Ou seja: todas as informações que constam no Sped fiscal, de todos os contribuintes, onde quer que estejam estabelecidos, serão objeto de análise de todos os Fiscos estaduais, inaugurando-se uma nova Era de transparência fiscal no Sped.
Rigorosamente, não era inesperado esse movimento adotado pelo Confaz. A partir do momento em que todos os Estados efetivamente aderissem ao Sistema Público de Escrituração Digital (Sped) – inclusive Pernambuco, última unidade federada a adotar a EFD ICMS IPI, finalizará sua implementação até outubro deste ano de acordo com o cronograma publicado no Decreto n° 46.431/18 –, era previsível que as Administrações Tributárias não se contentariam apenas com as informações fornecidas pelos seus próprios contribuinte, mas igualmente buscassem garantir o acesso pleno as informações que constam na base de dados do Sped fiscal. Afinal, na “Era da Informação”, vale mais do que nunca o já conhecido ditado: “informação é poder”.
No entanto, essa ampla transparência buscada pelas Administrações Tributárias exige que se superem alguns desafios, nem um pouco singelos.
De imediato se poderia levantar a ausência de fundamento no direito positivo para que haja esse irrestrito compartilhamento de informações, mesmo entre os Estados.
O Ajuste Sinief nº 08/2019 tem como fundamento a cláusula décima quarta do Convênio ICMS 190/17, que prevê a possibilidade de as unidades federadas permitirem, mediante mútuo acordo, “o acesso irrestrito às informações constantes dos documentos fiscais eletrônicos emitidos e da escrituração fiscal digital dos contribuintes”. Referido convênio, por sua vez, tem como fundamento legal o art. 199 do Código Tributário Nacional que dispõe ser possível a assistência mútua entre Administrações Tributárias para a fiscalização dos tributos respectivos e permuta de informações, desde que na forma estabelecida, em caráter geral ou específico, por lei ou convênio.

* [Dados fornecidos]:

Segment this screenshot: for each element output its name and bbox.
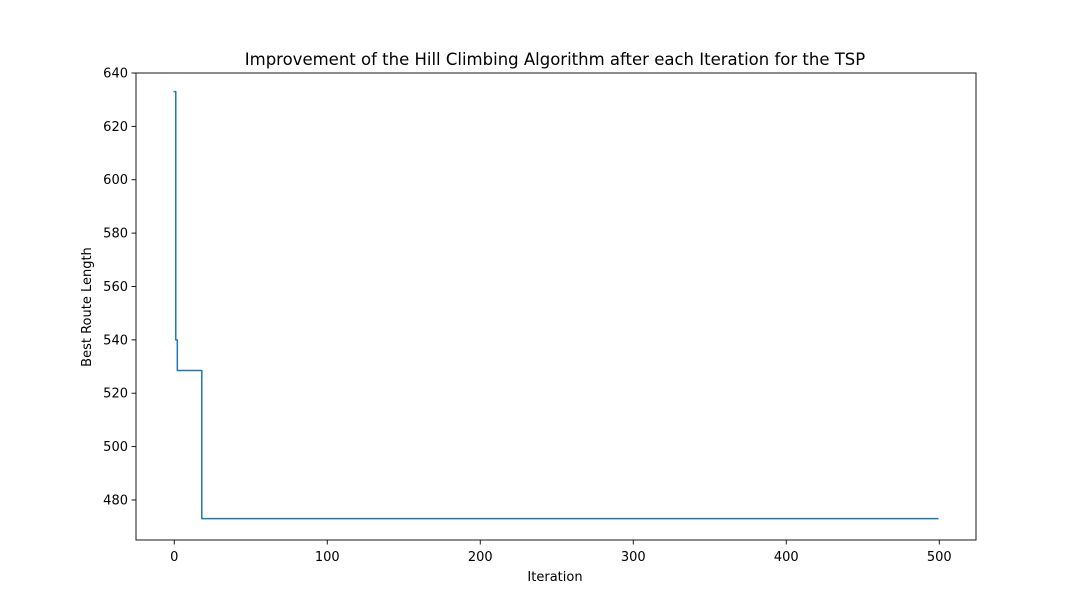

* [O que fazer]:
- A) Segundo o texto sobre o Sped fiscal, qual foi a última unidade federada a adotar a EFD ICMS IPI?
- B) Reproduza fielmente o trecho do texto sobre o Sped fiscal que vai de "Rigorosamente, não era" a "um pouco singelos.".
- C) Dê prosseguimento ao texto sobre o compartilhamento de informações do Sped fiscal entre os Estados, começando logo após a última frase apresentada.

* [Respostas]:
- A) A última unidade federada a adotar a EFD ICMS IPI foi Pernambuco.

- B)
Rigorosamente, não era inesperado esse movimento adotado pelo Confaz. A partir do momento em que todos os Estados efetivamente aderissem ao Sistema Público de Escrituração Digital (Sped) – inclusive Pernambuco, última unidade federada a adotar a EFD ICMS IPI, finalizará sua implementação até outubro deste ano de acordo com o cronograma publicado no Decreto n° 46.431/18 –, era previsível que as Administrações Tributárias não se contentariam apenas com as informações fornecidas pelos seus próprios contribuinte, mas igualmente buscassem garantir o acesso pleno as informações que constam na base de dados do Sped fiscal. Afinal, na “Era da Informação”, vale mais do que nunca o já conhecido ditado: “informação é poder”.
No entanto, essa ampla transparência buscada pelas Administrações Tributárias exige que se superem alguns desafios, nem um pouco singelos.

- C)
Mas se o ajuste Sinief tem fundamento em convênio, que por sua vez possui fundamento no CTN, qual seria, então, o problema nessa cadeia de positivação?
Simples: embora o Ajuste Sinief nº 08/2019 tenha seguido a forma prevista no CTN, o compartilhamento de informações, não observou os limites materiais para que um determinado ente tributante tenha acesso às informações fiscais, que estão previsto no art. 113, § 2º do CTN: o interesse da arrecadação e da fiscalização.
Como tenho insistido em meu livro “Deveres instrumentais dos contribuintes: Fundamentos e limites” (2017), o legislador, diferentemente do que ocorre em outros países, trilhou um caminho bastante peculiar no tratamento conferido pelo regime jurídico das obrigações acessórias, positivando no art. 113, § 2º do Código Tributário Nacional regra específica, pela qual condiciona a instituição daqueles deveres ao “interesse da arrecadação ou da fiscalização dos tributos”, atuando como um contrapeso a uma maior margem de discricionariedade formal que concedeu à Administração Pública para o exercício de seu poder de fiscalização e de exigir obrigações acessórias dos contribuintes.
O “interesse da arrecadação ou da fiscalização dos tributos” não se confunde com o interesse subjetivo do Poder Público, pois, se assim fosse, sempre haveria interesse por parte de quem instituiu a obrigação acessória, por mais absurda que seja, não havendo limite efetivo algum.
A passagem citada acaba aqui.